Objective → Copy all lines that contain the word "value".

Data entries →
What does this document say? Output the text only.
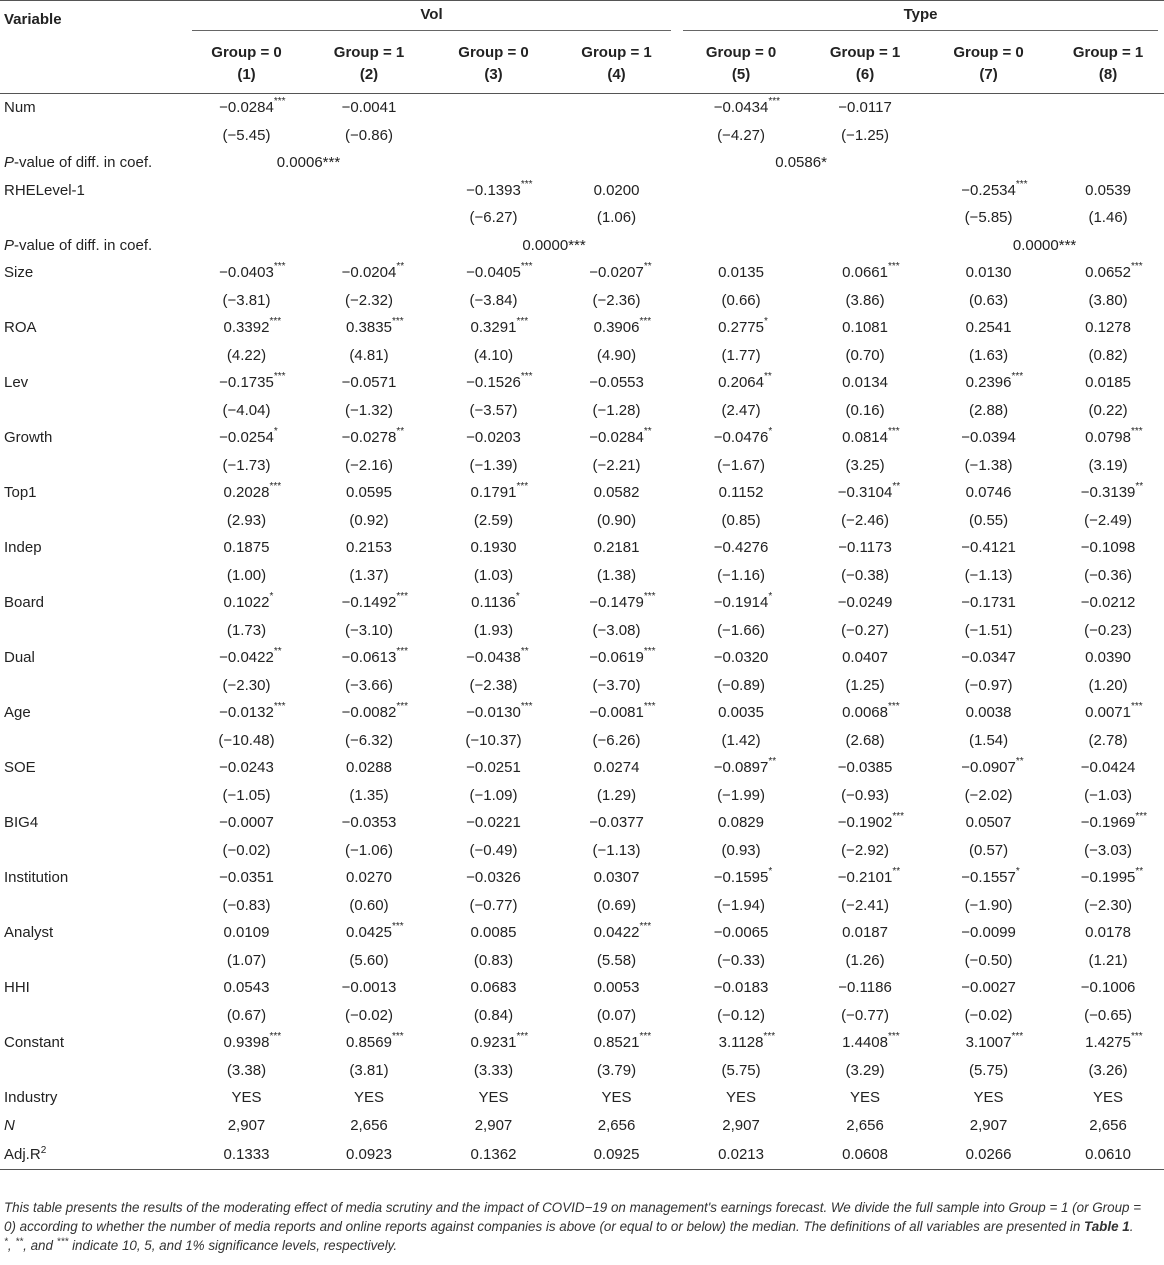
Variable	Vol				Type			

	Group = 0	Group = 1	Group = 0	Group = 1	Group = 0	Group = 1	Group = 0	Group = 1
	(1)	(2)	(3)	(4)	(5)	(6)	(7)	(8)
Num	−0.0284 ***	−0.0041			−0.0434 ***	−0.0117		
	(−5.45)	(−0.86)			(−4.27)	(−1.25)		
P-value of diff. in coef.	0.0006***				0.0586*			
RHELevel-1			−0.1393 ***	0.0200			−0.2534 ***	0.0539
			(−6.27)	(1.06)			(−5.85)	(1.46)
P-value of diff. in coef.			0.0000***				0.0000***	
Size	−0.0403 ***	−0.0204 **	−0.0405 ***	−0.0207 **	0.0135	0.0661 ***	0.0130	0.0652 ***

	(−3.81)	(−2.32)	(−3.84)	(−2.36)	(0.66)	(3.86)	(0.63)	(3.80)
ROA	0.3392 ***	0.3835 ***	0.3291 ***	0.3906 ***	0.2775 *	0.1081	0.2541	0.1278
	(4.22)	(4.81)	(4.10)	(4.90)	(1.77)	(0.70)	(1.63)	(0.82)
Lev	−0.1735 ***	−0.0571	−0.1526 ***	−0.0553	0.2064 **	0.0134	0.2396 ***	0.0185
	(−4.04)	(−1.32)	(−3.57)	(−1.28)	(2.47)	(0.16)	(2.88)	(0.22)
Growth	−0.0254 *	−0.0278 **	−0.0203	−0.0284 **	−0.0476 *	0.0814 ***	−0.0394	0.0798 ***

	(−1.73)	(−2.16)	(−1.39)	(−2.21)	(−1.67)	(3.25)	(−1.38)	(3.19)
Top1	0.2028 ***	0.0595	0.1791 ***	0.0582	0.1152	−0.3104 **	0.0746	−0.3139 **

	(2.93)	(0.92)	(2.59)	(0.90)	(0.85)	(−2.46)	(0.55)	(−2.49)
Indep	0.1875	0.2153	0.1930	0.2181	−0.4276	−0.1173	−0.4121	−0.1098
	(1.00)	(1.37)	(1.03)	(1.38)	(−1.16)	(−0.38)	(−1.13)	(−0.36)
Board	0.1022 *	−0.1492 ***	0.1136 *	−0.1479 ***	−0.1914 *	−0.0249	−0.1731	−0.0212
	(1.73)	(−3.10)	(1.93)	(−3.08)	(−1.66)	(−0.27)	(−1.51)	(−0.23)
Dual	−0.0422 **	−0.0613 ***	−0.0438 **	−0.0619 ***	−0.0320	0.0407	−0.0347	0.0390
	(−2.30)	(−3.66)	(−2.38)	(−3.70)	(−0.89)	(1.25)	(−0.97)	(1.20)
Age	−0.0132 ***	−0.0082 ***	−0.0130 ***	−0.0081 ***	0.0035	0.0068 ***	0.0038	0.0071 ***

	(−10.48)	(−6.32)	(−10.37)	(−6.26)	(1.42)	(2.68)	(1.54)	(2.78)
SOE	−0.0243	0.0288	−0.0251	0.0274	−0.0897 **	−0.0385	−0.0907 **	−0.0424
	(−1.05)	(1.35)	(−1.09)	(1.29)	(−1.99)	(−0.93)	(−2.02)	(−1.03)
BIG4	−0.0007	−0.0353	−0.0221	−0.0377	0.0829	−0.1902 ***	0.0507	−0.1969 ***

	(−0.02)	(−1.06)	(−0.49)	(−1.13)	(0.93)	(−2.92)	(0.57)	(−3.03)
Institution	−0.0351	0.0270	−0.0326	0.0307	−0.1595 *	−0.2101 **	−0.1557 *	−0.1995 **

	(−0.83)	(0.60)	(−0.77)	(0.69)	(−1.94)	(−2.41)	(−1.90)	(−2.30)
Analyst	0.0109	0.0425 ***	0.0085	0.0422 ***	−0.0065	0.0187	−0.0099	0.0178
	(1.07)	(5.60)	(0.83)	(5.58)	(−0.33)	(1.26)	(−0.50)	(1.21)
HHI	0.0543	−0.0013	0.0683	0.0053	−0.0183	−0.1186	−0.0027	−0.1006
	(0.67)	(−0.02)	(0.84)	(0.07)	(−0.12)	(−0.77)	(−0.02)	(−0.65)
Constant	0.9398 ***	0.8569 ***	0.9231 ***	0.8521 ***	3.1128 ***	1.4408 ***	3.1007 ***	1.4275 ***

	(3.38)	(3.81)	(3.33)	(3.79)	(5.75)	(3.29)	(5.75)	(3.26)
Industry	YES	YES	YES	YES	YES	YES	YES	YES
N	2,907	2,656	2,907	2,656	2,907	2,656	2,907	2,656
$Adj.R^2$	0.1333	0.0923	0.1362	0.0925	0.0213	0.0608	0.0266	0.0610
This table presents the results of the moderating effect of media scrutiny and the impact of COVID−19 on management's earnings forecast. We divide the full sample into Group = 1 (or Group = 0) according to whether the number of media reports and online reports against companies is above (or equal to or below) the median. The definitions of all variables are presented in Table 1. *, **, and *** indicate 10, 5, and 1% significance levels, respectively.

Answer to the task →
P-value of diff. in coef.	0.0006***				0.0586*			
P-value of diff. in coef.			0.0000***				0.0000***	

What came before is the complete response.